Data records
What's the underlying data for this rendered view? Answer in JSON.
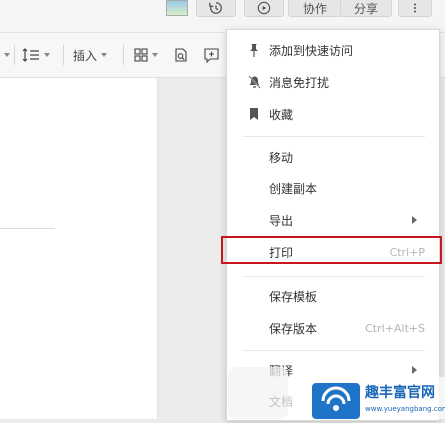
{
  "header": {
    "collab_label": "协作",
    "share_label": "分享"
  },
  "toolbar": {
    "insert_label": "插入"
  },
  "menu": {
    "items": [
      {
        "label": "添加到快速访问",
        "icon": "pin-icon"
      },
      {
        "label": "消息免打扰",
        "icon": "bell-off-icon"
      },
      {
        "label": "收藏",
        "icon": "bookmark-icon"
      },
      {
        "label": "移动"
      },
      {
        "label": "创建副本"
      },
      {
        "label": "导出",
        "submenu": true
      },
      {
        "label": "打印",
        "shortcut": "Ctrl+P"
      },
      {
        "label": "保存模板"
      },
      {
        "label": "保存版本",
        "shortcut": "Ctrl+Alt+S"
      },
      {
        "label": "翻译",
        "submenu": true
      },
      {
        "label": "文档"
      }
    ],
    "highlight_color": "#c9151e"
  },
  "watermark": {
    "title": "趣丰富官网",
    "url": "www.yueyangbang.com"
  }
}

[STATED GOAL] Exclude the pictures, and transcribe all of the material exactly.

[WRITTEN REPLY]
What's the underlying data for this rendered view? Answer in JSON.
{
  "header": {
    "collab_label": "协作",
    "share_label": "分享"
  },
  "toolbar": {
    "insert_label": "插入"
  },
  "menu": {
    "items": [
      {
        "label": "添加到快速访问",
        "icon": "pin-icon"
      },
      {
        "label": "消息免打扰",
        "icon": "bell-off-icon"
      },
      {
        "label": "收藏",
        "icon": "bookmark-icon"
      },
      {
        "label": "移动"
      },
      {
        "label": "创建副本"
      },
      {
        "label": "导出",
        "submenu": true
      },
      {
        "label": "打印",
        "shortcut": "Ctrl+P"
      },
      {
        "label": "保存模板"
      },
      {
        "label": "保存版本",
        "shortcut": "Ctrl+Alt+S"
      },
      {
        "label": "翻译",
        "submenu": true
      },
      {
        "label": "文档"
      }
    ],
    "highlight_color": "#c9151e"
  },
  "watermark": {
    "title": "趣丰富官网",
    "url": "www.yueyangbang.com"
  }
}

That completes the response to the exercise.